*EXERCISE REQUIREMENTS*
How many of the lines below contain "Яндекс"? Answer with that number alone.

[Dataset items]
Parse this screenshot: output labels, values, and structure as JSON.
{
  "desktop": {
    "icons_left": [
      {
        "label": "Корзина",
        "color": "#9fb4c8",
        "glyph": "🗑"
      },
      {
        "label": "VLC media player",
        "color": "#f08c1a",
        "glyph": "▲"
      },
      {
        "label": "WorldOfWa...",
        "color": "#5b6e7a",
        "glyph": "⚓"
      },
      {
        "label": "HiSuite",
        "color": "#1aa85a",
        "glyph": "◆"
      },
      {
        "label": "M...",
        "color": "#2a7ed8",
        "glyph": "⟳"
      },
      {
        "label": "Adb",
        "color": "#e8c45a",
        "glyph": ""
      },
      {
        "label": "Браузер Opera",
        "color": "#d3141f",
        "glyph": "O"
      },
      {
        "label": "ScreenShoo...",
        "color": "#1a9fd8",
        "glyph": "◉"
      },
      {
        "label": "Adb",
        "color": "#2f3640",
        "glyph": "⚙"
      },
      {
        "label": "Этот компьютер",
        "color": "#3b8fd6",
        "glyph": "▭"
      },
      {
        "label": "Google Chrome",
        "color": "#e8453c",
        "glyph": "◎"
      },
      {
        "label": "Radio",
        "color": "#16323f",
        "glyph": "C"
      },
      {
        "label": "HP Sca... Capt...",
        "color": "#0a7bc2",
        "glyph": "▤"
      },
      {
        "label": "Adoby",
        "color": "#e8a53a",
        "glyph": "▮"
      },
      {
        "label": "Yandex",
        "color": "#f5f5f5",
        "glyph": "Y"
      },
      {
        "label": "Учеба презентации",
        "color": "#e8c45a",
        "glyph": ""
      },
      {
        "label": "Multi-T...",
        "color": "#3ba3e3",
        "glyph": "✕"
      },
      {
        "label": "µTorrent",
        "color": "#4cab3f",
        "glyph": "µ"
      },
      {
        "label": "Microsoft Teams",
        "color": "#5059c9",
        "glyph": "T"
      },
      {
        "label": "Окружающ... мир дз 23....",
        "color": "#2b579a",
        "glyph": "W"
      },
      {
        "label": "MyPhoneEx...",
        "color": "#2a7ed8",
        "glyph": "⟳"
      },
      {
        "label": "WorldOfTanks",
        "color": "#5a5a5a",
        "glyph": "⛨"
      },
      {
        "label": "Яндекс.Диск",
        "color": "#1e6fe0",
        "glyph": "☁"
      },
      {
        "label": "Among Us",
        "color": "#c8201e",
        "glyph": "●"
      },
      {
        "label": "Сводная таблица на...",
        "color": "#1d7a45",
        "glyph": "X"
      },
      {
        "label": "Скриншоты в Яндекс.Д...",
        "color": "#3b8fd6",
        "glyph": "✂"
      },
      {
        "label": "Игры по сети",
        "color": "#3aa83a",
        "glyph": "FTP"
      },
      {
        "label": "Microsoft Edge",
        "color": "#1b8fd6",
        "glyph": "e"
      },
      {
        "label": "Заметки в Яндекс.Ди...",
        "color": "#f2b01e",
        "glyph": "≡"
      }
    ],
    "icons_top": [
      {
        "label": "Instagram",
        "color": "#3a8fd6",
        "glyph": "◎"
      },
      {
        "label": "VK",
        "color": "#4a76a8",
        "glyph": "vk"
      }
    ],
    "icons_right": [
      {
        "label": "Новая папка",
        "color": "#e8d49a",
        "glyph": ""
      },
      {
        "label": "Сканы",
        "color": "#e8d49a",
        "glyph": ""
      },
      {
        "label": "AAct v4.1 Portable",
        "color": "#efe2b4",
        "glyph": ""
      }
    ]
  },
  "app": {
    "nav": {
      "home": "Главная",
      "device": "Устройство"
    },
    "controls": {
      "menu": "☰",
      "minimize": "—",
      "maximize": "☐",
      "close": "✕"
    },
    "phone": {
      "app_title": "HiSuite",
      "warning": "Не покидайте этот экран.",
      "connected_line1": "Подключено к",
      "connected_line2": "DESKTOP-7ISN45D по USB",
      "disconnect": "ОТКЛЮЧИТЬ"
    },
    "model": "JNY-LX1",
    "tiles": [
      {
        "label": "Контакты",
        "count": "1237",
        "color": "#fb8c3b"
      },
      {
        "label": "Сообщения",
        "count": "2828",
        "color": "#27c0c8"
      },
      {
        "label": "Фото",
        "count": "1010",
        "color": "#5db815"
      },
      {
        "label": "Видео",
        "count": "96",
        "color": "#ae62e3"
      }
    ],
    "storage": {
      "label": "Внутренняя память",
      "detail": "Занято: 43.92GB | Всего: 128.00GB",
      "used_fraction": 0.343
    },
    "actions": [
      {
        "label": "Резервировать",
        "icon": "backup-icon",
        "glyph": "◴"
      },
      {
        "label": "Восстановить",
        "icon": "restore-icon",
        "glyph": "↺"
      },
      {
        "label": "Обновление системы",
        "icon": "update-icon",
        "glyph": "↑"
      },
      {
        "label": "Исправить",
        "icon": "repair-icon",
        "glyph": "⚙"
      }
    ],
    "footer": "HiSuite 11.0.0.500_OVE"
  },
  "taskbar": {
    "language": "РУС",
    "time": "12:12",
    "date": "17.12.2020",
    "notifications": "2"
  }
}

*THE RESULT*
3